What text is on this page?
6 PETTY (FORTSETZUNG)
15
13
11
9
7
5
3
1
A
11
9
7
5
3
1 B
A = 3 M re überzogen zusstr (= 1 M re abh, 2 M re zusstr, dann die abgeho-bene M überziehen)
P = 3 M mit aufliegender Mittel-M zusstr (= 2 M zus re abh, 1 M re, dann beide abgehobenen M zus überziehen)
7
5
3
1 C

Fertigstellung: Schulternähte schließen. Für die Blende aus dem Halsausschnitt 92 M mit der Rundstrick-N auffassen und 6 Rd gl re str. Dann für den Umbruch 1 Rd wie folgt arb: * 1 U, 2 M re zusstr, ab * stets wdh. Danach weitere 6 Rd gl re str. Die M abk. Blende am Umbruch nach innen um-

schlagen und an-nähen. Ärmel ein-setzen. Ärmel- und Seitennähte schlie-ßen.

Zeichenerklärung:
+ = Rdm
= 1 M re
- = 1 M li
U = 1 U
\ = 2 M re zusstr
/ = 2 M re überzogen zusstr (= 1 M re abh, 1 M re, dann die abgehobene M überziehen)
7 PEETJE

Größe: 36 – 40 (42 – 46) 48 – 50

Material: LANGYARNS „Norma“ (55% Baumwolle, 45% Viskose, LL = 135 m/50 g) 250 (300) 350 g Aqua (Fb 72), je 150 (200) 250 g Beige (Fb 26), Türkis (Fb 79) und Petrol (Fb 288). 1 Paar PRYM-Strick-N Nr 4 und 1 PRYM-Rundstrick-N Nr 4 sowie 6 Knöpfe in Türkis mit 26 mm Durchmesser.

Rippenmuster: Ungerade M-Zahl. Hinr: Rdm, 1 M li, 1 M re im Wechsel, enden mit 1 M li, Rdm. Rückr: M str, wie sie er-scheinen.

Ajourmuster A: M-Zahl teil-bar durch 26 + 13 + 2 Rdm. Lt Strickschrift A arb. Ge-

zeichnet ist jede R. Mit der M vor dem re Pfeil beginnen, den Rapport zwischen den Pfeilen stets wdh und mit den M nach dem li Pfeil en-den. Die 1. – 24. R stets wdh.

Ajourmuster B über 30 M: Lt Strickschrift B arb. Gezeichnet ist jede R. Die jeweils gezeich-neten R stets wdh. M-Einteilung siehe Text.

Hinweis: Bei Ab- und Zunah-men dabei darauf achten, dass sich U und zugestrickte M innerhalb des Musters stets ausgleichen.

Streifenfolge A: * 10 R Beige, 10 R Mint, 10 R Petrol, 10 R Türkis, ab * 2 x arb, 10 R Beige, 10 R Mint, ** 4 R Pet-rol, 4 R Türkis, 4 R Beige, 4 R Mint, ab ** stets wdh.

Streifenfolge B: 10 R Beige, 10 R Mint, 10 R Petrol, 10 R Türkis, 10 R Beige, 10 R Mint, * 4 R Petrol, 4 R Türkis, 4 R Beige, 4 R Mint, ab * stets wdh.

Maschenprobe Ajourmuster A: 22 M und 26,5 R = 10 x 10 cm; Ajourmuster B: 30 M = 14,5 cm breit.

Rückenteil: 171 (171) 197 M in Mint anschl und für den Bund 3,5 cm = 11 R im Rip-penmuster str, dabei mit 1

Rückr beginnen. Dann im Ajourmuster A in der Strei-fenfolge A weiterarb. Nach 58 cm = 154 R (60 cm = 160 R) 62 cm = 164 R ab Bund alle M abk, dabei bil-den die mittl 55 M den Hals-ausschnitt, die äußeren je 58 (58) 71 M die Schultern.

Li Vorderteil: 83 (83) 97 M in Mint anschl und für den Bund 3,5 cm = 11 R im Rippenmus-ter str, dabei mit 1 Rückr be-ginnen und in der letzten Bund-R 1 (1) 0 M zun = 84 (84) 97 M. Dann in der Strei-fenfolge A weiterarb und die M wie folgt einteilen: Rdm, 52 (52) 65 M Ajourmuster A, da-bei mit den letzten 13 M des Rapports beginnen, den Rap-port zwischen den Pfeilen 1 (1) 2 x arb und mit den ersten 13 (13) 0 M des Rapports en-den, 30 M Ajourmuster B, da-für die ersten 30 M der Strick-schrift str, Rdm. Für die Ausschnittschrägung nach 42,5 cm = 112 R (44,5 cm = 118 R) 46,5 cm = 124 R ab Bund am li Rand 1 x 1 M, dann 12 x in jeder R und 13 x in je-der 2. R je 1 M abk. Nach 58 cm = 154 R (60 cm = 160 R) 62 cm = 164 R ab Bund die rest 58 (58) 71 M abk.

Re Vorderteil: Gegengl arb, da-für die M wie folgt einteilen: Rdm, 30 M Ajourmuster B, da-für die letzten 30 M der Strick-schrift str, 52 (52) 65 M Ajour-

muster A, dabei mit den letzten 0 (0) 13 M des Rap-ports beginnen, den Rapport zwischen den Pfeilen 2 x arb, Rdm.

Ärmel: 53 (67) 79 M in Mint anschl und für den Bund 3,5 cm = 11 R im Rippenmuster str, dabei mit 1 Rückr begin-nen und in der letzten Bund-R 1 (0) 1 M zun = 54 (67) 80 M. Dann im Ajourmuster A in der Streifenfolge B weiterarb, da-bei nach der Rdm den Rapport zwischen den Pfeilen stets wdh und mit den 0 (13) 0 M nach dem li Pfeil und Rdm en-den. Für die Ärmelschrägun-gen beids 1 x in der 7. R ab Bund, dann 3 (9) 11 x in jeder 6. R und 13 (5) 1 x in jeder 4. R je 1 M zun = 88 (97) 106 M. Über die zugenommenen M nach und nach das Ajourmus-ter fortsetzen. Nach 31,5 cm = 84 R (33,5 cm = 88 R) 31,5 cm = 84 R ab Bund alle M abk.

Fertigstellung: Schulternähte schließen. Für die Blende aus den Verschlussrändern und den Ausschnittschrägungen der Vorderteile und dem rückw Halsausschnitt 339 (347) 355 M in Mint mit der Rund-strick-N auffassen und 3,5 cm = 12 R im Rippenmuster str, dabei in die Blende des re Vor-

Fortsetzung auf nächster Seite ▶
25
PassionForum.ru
★ ★ ★ ★ ★ ★ ★
(Task instructions):
Output the records exactly.

(Reply to the task):
What text is on this page?
6 PETTY (FORTSETZUNG)
15
13
11
9
7
5
3
1
A
11
9
7
5
3
1 B
A = 3 M re überzogen zusstr (= 1 M re abh, 2 M re zusstr, dann die abgeho-bene M überziehen)
P = 3 M mit aufliegender Mittel-M zusstr (= 2 M zus re abh, 1 M re, dann beide abgehobenen M zus überziehen)
7
5
3
1 C

Fertigstellung: Schulternähte schließen. Für die Blende aus dem Halsausschnitt 92 M mit der Rundstrick-N auffassen und 6 Rd gl re str. Dann für den Umbruch 1 Rd wie folgt arb: * 1 U, 2 M re zusstr, ab * stets wdh. Danach weitere 6 Rd gl re str. Die M abk. Blende am Umbruch nach innen um-

schlagen und an-nähen. Ärmel ein-setzen. Ärmel- und Seitennähte schlie-ßen.

Zeichenerklärung:
+ = Rdm
= 1 M re
- = 1 M li
U = 1 U
\ = 2 M re zusstr
/ = 2 M re überzogen zusstr (= 1 M re abh, 1 M re, dann die abgehobene M überziehen)
7 PEETJE

Größe: 36 – 40 (42 – 46) 48 – 50

Material: LANGYARNS „Norma“ (55% Baumwolle, 45% Viskose, LL = 135 m/50 g) 250 (300) 350 g Aqua (Fb 72), je 150 (200) 250 g Beige (Fb 26), Türkis (Fb 79) und Petrol (Fb 288). 1 Paar PRYM-Strick-N Nr 4 und 1 PRYM-Rundstrick-N Nr 4 sowie 6 Knöpfe in Türkis mit 26 mm Durchmesser.

Rippenmuster: Ungerade M-Zahl. Hinr: Rdm, 1 M li, 1 M re im Wechsel, enden mit 1 M li, Rdm. Rückr: M str, wie sie er-scheinen.

Ajourmuster A: M-Zahl teil-bar durch 26 + 13 + 2 Rdm. Lt Strickschrift A arb. Ge-

zeichnet ist jede R. Mit der M vor dem re Pfeil beginnen, den Rapport zwischen den Pfeilen stets wdh und mit den M nach dem li Pfeil en-den. Die 1. – 24. R stets wdh.

Ajourmuster B über 30 M: Lt Strickschrift B arb. Gezeichnet ist jede R. Die jeweils gezeich-neten R stets wdh. M-Einteilung siehe Text.

Hinweis: Bei Ab- und Zunah-men dabei darauf achten, dass sich U und zugestrickte M innerhalb des Musters stets ausgleichen.

Streifenfolge A: * 10 R Beige, 10 R Mint, 10 R Petrol, 10 R Türkis, ab * 2 x arb, 10 R Beige, 10 R Mint, ** 4 R Pet-rol, 4 R Türkis, 4 R Beige, 4 R Mint, ab ** stets wdh.

Streifenfolge B: 10 R Beige, 10 R Mint, 10 R Petrol, 10 R Türkis, 10 R Beige, 10 R Mint, * 4 R Petrol, 4 R Türkis, 4 R Beige, 4 R Mint, ab * stets wdh.

Maschenprobe Ajourmuster A: 22 M und 26,5 R = 10 x 10 cm; Ajourmuster B: 30 M = 14,5 cm breit.

Rückenteil: 171 (171) 197 M in Mint anschl und für den Bund 3,5 cm = 11 R im Rip-penmuster str, dabei mit 1

Rückr beginnen. Dann im Ajourmuster A in der Strei-fenfolge A weiterarb. Nach 58 cm = 154 R (60 cm = 160 R) 62 cm = 164 R ab Bund alle M abk, dabei bil-den die mittl 55 M den Hals-ausschnitt, die äußeren je 58 (58) 71 M die Schultern.

Li Vorderteil: 83 (83) 97 M in Mint anschl und für den Bund 3,5 cm = 11 R im Rippenmus-ter str, dabei mit 1 Rückr be-ginnen und in der letzten Bund-R 1 (1) 0 M zun = 84 (84) 97 M. Dann in der Strei-fenfolge A weiterarb und die M wie folgt einteilen: Rdm, 52 (52) 65 M Ajourmuster A, da-bei mit den letzten 13 M des Rapports beginnen, den Rap-port zwischen den Pfeilen 1 (1) 2 x arb und mit den ersten 13 (13) 0 M des Rapports en-den, 30 M Ajourmuster B, da-für die ersten 30 M der Strick-schrift str, Rdm. Für die Ausschnittschrägung nach 42,5 cm = 112 R (44,5 cm = 118 R) 46,5 cm = 124 R ab Bund am li Rand 1 x 1 M, dann 12 x in jeder R und 13 x in je-der 2. R je 1 M abk. Nach 58 cm = 154 R (60 cm = 160 R) 62 cm = 164 R ab Bund die rest 58 (58) 71 M abk.

Re Vorderteil: Gegengl arb, da-für die M wie folgt einteilen: Rdm, 30 M Ajourmuster B, da-für die letzten 30 M der Strick-schrift str, 52 (52) 65 M Ajour-

muster A, dabei mit den letzten 0 (0) 13 M des Rap-ports beginnen, den Rapport zwischen den Pfeilen 2 x arb, Rdm.

Ärmel: 53 (67) 79 M in Mint anschl und für den Bund 3,5 cm = 11 R im Rippenmuster str, dabei mit 1 Rückr begin-nen und in der letzten Bund-R 1 (0) 1 M zun = 54 (67) 80 M. Dann im Ajourmuster A in der Streifenfolge B weiterarb, da-bei nach der Rdm den Rapport zwischen den Pfeilen stets wdh und mit den 0 (13) 0 M nach dem li Pfeil und Rdm en-den. Für die Ärmelschrägun-gen beids 1 x in der 7. R ab Bund, dann 3 (9) 11 x in jeder 6. R und 13 (5) 1 x in jeder 4. R je 1 M zun = 88 (97) 106 M. Über die zugenommenen M nach und nach das Ajourmus-ter fortsetzen. Nach 31,5 cm = 84 R (33,5 cm = 88 R) 31,5 cm = 84 R ab Bund alle M abk.

Fertigstellung: Schulternähte schließen. Für die Blende aus den Verschlussrändern und den Ausschnittschrägungen der Vorderteile und dem rückw Halsausschnitt 339 (347) 355 M in Mint mit der Rund-strick-N auffassen und 3,5 cm = 12 R im Rippenmuster str, dabei in die Blende des re Vor-

Fortsetzung auf nächster Seite ▶
25
PassionForum.ru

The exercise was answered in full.